Each record below should be output verbatim, without pictures.

# [RECORDS PROVIDED]
---+---

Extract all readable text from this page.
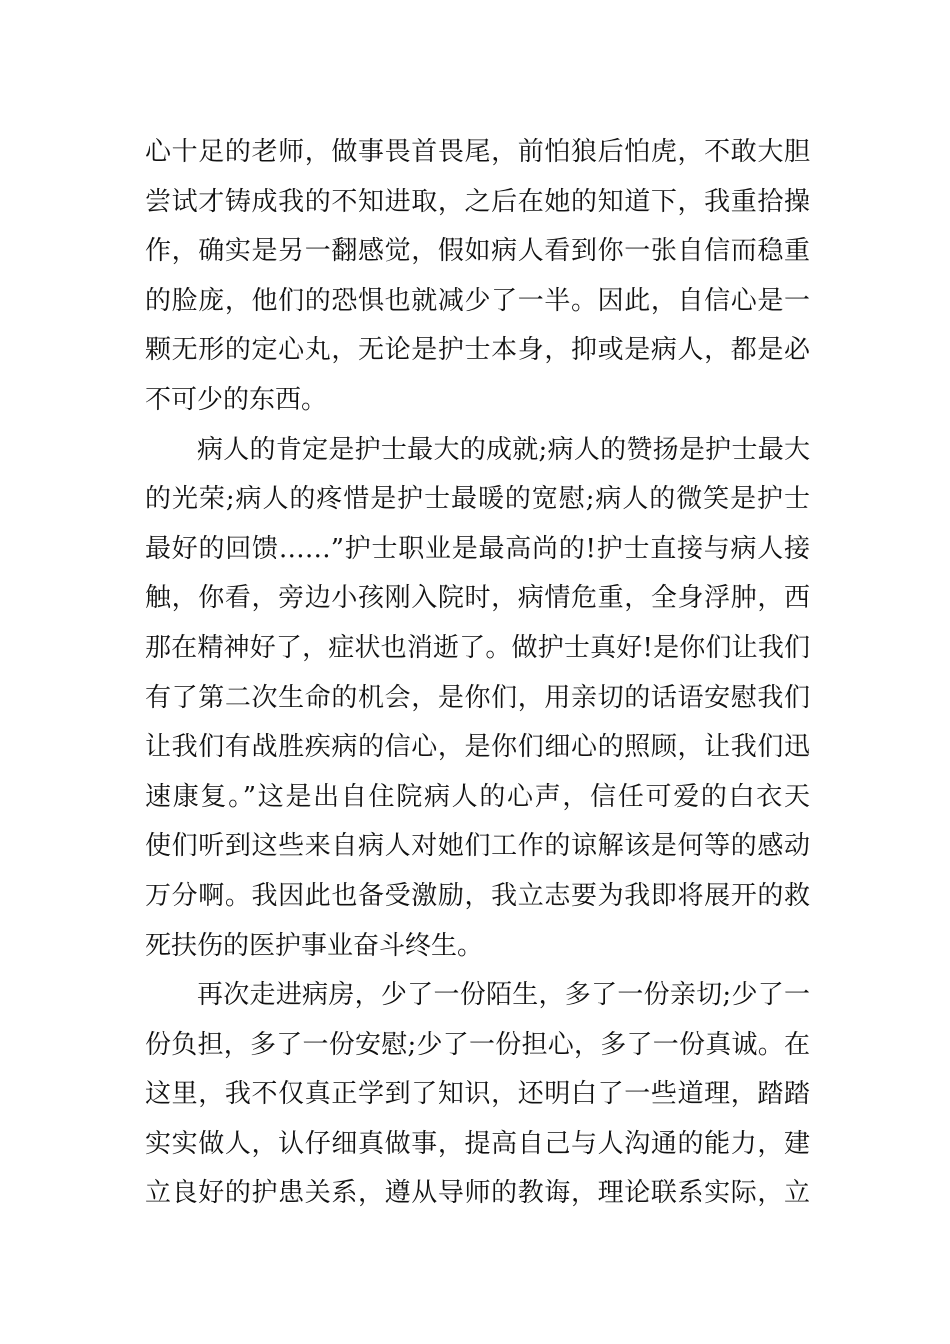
心十足的老师，做事畏首畏尾，前怕狼后怕虎，不敢大胆
尝试才铸成我的不知进取，之后在她的知道下，我重拾操
作，确实是另一翻感觉，假如病人看到你一张自信而稳重
的脸庞，他们的恐惧也就减少了一半。因此，自信心是一
颗无形的定心丸，无论是护士本身，抑或是病人，都是必
不可少的东西。
病人的肯定是护士最大的成就;病人的赞扬是护士最大
的光荣;病人的疼惜是护士最暖的宽慰;病人的微笑是护士
最好的回馈……”护士职业是最高尚的!护士直接与病人接
触，你看，旁边小孩刚入院时，病情危重，全身浮肿，西
那在精神好了，症状也消逝了。做护士真好!是你们让我们
有了第二次生命的机会，是你们，用亲切的话语安慰我们
让我们有战胜疾病的信心，是你们细心的照顾，让我们迅
速康复。”这是出自住院病人的心声，信任可爱的白衣天
使们听到这些来自病人对她们工作的谅解该是何等的感动
万分啊。我因此也备受激励，我立志要为我即将展开的救
死扶伤的医护事业奋斗终生。
再次走进病房，少了一份陌生，多了一份亲切;少了一
份负担，多了一份安慰;少了一份担心，多了一份真诚。在
这里，我不仅真正学到了知识，还明白了一些道理，踏踏
实实做人，认仔细真做事，提高自己与人沟通的能力，建
立良好的护患关系，遵从导师的教诲，理论联系实际，立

---+---

# [THE OUTPUT]
Extract all readable text from this page.
心十足的老师，做事畏首畏尾，前怕狼后怕虎，不敢大胆
尝试才铸成我的不知进取，之后在她的知道下，我重拾操
作，确实是另一翻感觉，假如病人看到你一张自信而稳重
的脸庞，他们的恐惧也就减少了一半。因此，自信心是一
颗无形的定心丸，无论是护士本身，抑或是病人，都是必
不可少的东西。
病人的肯定是护士最大的成就;病人的赞扬是护士最大
的光荣;病人的疼惜是护士最暖的宽慰;病人的微笑是护士
最好的回馈……”护士职业是最高尚的!护士直接与病人接
触，你看，旁边小孩刚入院时，病情危重，全身浮肿，西
那在精神好了，症状也消逝了。做护士真好!是你们让我们
有了第二次生命的机会，是你们，用亲切的话语安慰我们
让我们有战胜疾病的信心，是你们细心的照顾，让我们迅
速康复。”这是出自住院病人的心声，信任可爱的白衣天
使们听到这些来自病人对她们工作的谅解该是何等的感动
万分啊。我因此也备受激励，我立志要为我即将展开的救
死扶伤的医护事业奋斗终生。
再次走进病房，少了一份陌生，多了一份亲切;少了一
份负担，多了一份安慰;少了一份担心，多了一份真诚。在
这里，我不仅真正学到了知识，还明白了一些道理，踏踏
实实做人，认仔细真做事，提高自己与人沟通的能力，建
立良好的护患关系，遵从导师的教诲，理论联系实际，立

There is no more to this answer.